### Problem:
In the data below, find every line that has the string "Πρόεδρος", and copy it.

### Records provided:
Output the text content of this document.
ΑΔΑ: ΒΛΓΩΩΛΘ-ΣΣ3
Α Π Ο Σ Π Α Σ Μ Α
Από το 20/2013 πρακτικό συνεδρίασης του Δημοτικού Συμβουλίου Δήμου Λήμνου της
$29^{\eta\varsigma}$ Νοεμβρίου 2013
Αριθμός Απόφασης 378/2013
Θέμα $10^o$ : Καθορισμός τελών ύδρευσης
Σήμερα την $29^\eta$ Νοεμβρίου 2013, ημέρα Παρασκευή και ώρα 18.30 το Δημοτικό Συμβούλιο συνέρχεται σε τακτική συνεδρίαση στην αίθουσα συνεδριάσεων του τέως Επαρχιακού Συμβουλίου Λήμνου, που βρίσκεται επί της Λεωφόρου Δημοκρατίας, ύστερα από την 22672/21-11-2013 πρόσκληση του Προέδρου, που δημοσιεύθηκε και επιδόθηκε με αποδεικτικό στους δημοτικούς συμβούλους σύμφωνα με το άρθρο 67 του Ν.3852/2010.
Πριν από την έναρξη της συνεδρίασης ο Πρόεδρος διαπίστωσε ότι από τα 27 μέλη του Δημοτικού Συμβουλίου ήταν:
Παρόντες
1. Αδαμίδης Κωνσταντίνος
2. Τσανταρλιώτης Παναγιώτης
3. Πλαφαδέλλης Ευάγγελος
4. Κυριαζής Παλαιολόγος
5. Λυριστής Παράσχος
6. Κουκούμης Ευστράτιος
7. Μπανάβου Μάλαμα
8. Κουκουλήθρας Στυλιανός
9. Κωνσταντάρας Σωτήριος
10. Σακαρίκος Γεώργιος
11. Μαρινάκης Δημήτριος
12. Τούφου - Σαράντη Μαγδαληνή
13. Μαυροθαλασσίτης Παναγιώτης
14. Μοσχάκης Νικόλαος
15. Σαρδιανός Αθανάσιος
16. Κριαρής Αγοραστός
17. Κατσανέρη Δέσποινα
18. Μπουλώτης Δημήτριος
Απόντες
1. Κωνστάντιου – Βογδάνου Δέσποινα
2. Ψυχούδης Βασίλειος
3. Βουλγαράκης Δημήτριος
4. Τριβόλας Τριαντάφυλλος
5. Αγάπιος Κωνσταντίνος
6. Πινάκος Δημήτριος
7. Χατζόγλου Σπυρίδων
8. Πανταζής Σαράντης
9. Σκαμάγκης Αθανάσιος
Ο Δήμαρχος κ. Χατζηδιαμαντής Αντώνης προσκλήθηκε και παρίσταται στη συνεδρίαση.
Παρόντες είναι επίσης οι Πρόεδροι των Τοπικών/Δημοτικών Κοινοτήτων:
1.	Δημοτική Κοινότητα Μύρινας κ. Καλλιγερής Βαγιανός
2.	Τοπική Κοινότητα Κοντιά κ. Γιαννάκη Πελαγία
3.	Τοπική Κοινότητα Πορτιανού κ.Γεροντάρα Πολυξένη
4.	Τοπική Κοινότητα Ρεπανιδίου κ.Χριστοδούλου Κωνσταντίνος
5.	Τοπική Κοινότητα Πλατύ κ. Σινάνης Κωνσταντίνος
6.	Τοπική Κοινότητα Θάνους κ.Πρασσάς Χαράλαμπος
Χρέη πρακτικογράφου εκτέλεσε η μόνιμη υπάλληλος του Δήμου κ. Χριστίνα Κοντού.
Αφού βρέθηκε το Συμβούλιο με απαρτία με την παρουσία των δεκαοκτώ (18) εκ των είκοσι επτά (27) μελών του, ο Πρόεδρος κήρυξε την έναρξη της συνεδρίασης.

### Correct output:
Πριν από την έναρξη της συνεδρίασης ο Πρόεδρος διαπίστωσε ότι από τα 27 μέλη του Δημοτικού Συμβουλίου ήταν:
Αφού βρέθηκε το Συμβούλιο με απαρτία με την παρουσία των δεκαοκτώ (18) εκ των είκοσι επτά (27) μελών του, ο Πρόεδρος κήρυξε την έναρξη της συνεδρίασης.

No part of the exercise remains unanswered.